(Stored records)

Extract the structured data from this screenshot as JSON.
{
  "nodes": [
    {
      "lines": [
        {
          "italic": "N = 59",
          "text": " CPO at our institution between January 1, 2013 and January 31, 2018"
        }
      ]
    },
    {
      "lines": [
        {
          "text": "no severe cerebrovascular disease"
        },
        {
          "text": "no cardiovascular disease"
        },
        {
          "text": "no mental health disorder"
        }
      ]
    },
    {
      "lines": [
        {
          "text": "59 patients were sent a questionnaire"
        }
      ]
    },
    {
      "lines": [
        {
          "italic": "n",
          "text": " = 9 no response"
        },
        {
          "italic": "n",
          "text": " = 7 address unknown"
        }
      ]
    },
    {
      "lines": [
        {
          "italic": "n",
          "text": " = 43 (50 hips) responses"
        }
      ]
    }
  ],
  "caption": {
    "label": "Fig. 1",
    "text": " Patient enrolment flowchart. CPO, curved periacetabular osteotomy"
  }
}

> TASK TO COMPLETE
Return the entries above exactly as they were written.

> RESPONSE
Extract the structured data from this screenshot as JSON.
{
  "nodes": [
    {
      "lines": [
        {
          "italic": "N = 59",
          "text": " CPO at our institution between January 1, 2013 and January 31, 2018"
        }
      ]
    },
    {
      "lines": [
        {
          "text": "no severe cerebrovascular disease"
        },
        {
          "text": "no cardiovascular disease"
        },
        {
          "text": "no mental health disorder"
        }
      ]
    },
    {
      "lines": [
        {
          "text": "59 patients were sent a questionnaire"
        }
      ]
    },
    {
      "lines": [
        {
          "italic": "n",
          "text": " = 9 no response"
        },
        {
          "italic": "n",
          "text": " = 7 address unknown"
        }
      ]
    },
    {
      "lines": [
        {
          "italic": "n",
          "text": " = 43 (50 hips) responses"
        }
      ]
    }
  ],
  "caption": {
    "label": "Fig. 1",
    "text": " Patient enrolment flowchart. CPO, curved periacetabular osteotomy"
  }
}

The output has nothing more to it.